** Your instructions **
Locate the line containing "Convert this screenshot" in the data below. Reproduce it and every following line up to the end, exactly as given.

** Supplied material **
^^^^^^^^

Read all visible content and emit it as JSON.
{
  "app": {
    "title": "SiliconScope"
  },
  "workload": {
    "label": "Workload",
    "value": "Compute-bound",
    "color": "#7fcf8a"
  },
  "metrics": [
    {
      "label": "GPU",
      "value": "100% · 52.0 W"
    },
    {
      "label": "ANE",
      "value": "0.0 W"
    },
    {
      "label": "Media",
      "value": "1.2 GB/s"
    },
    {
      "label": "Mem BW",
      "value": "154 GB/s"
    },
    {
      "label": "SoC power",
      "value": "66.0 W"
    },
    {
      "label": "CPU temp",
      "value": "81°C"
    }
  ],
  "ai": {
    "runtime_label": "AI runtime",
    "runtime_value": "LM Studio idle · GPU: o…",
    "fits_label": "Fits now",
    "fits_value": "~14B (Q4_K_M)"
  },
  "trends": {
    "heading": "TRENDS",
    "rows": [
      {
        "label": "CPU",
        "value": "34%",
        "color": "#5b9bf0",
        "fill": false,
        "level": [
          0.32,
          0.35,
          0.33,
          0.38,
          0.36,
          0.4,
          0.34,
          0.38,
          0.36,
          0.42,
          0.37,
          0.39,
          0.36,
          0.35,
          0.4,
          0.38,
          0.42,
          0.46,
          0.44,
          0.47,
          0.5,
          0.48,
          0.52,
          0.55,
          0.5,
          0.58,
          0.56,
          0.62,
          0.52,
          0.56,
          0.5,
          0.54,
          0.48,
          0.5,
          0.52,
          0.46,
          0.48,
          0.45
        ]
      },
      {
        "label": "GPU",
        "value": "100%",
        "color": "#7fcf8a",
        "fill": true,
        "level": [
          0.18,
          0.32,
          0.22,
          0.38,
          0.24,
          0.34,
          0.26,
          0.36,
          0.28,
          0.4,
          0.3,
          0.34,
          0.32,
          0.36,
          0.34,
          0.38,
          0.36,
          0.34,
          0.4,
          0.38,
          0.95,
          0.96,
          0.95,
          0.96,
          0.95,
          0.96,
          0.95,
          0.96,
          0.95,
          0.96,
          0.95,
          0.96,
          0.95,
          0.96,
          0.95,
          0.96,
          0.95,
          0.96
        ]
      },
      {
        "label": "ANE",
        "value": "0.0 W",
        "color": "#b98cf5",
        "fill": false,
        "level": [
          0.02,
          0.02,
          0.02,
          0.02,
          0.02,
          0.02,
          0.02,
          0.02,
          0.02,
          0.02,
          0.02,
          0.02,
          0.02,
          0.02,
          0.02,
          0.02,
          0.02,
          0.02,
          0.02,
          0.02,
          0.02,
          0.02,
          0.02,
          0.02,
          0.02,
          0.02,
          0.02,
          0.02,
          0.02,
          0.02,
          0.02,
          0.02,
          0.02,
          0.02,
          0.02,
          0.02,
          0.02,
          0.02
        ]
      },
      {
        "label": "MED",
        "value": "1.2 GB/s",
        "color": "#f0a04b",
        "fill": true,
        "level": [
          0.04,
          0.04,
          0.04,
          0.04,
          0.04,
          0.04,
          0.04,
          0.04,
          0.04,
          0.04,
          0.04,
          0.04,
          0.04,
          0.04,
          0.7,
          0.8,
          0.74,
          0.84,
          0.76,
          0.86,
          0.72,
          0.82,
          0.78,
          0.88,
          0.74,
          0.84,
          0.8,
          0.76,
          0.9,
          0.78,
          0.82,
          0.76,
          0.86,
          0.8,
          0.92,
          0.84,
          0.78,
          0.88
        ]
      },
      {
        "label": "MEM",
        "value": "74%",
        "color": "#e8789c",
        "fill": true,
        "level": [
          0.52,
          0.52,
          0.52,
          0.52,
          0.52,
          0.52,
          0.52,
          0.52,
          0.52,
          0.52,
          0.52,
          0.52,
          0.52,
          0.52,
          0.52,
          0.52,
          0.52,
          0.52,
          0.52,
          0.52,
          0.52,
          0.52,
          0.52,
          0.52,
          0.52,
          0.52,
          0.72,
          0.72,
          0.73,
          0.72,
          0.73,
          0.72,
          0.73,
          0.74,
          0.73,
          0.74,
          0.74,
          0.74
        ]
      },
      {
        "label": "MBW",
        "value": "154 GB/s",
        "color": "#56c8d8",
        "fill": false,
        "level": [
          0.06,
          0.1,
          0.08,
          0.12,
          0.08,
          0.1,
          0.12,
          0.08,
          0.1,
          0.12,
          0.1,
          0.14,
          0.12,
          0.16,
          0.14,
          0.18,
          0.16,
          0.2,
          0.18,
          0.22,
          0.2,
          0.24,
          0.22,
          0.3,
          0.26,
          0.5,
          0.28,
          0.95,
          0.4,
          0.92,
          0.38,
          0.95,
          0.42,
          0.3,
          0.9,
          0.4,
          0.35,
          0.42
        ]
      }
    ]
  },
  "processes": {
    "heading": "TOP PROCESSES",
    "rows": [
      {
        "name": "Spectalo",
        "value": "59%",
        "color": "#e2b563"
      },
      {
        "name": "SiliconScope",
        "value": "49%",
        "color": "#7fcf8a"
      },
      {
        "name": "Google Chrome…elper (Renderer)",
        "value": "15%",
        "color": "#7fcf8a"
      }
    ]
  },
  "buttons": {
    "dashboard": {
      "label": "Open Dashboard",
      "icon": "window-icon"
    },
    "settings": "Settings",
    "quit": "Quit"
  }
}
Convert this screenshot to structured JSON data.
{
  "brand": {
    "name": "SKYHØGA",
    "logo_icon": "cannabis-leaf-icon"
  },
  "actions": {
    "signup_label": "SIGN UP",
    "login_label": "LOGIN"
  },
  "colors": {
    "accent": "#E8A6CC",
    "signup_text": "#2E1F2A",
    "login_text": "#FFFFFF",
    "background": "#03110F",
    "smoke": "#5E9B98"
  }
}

^^^^^^^^

** Response **
Convert this screenshot to structured JSON data.
{
  "brand": {
    "name": "SKYHØGA",
    "logo_icon": "cannabis-leaf-icon"
  },
  "actions": {
    "signup_label": "SIGN UP",
    "login_label": "LOGIN"
  },
  "colors": {
    "accent": "#E8A6CC",
    "signup_text": "#2E1F2A",
    "login_text": "#FFFFFF",
    "background": "#03110F",
    "smoke": "#5E9B98"
  }
}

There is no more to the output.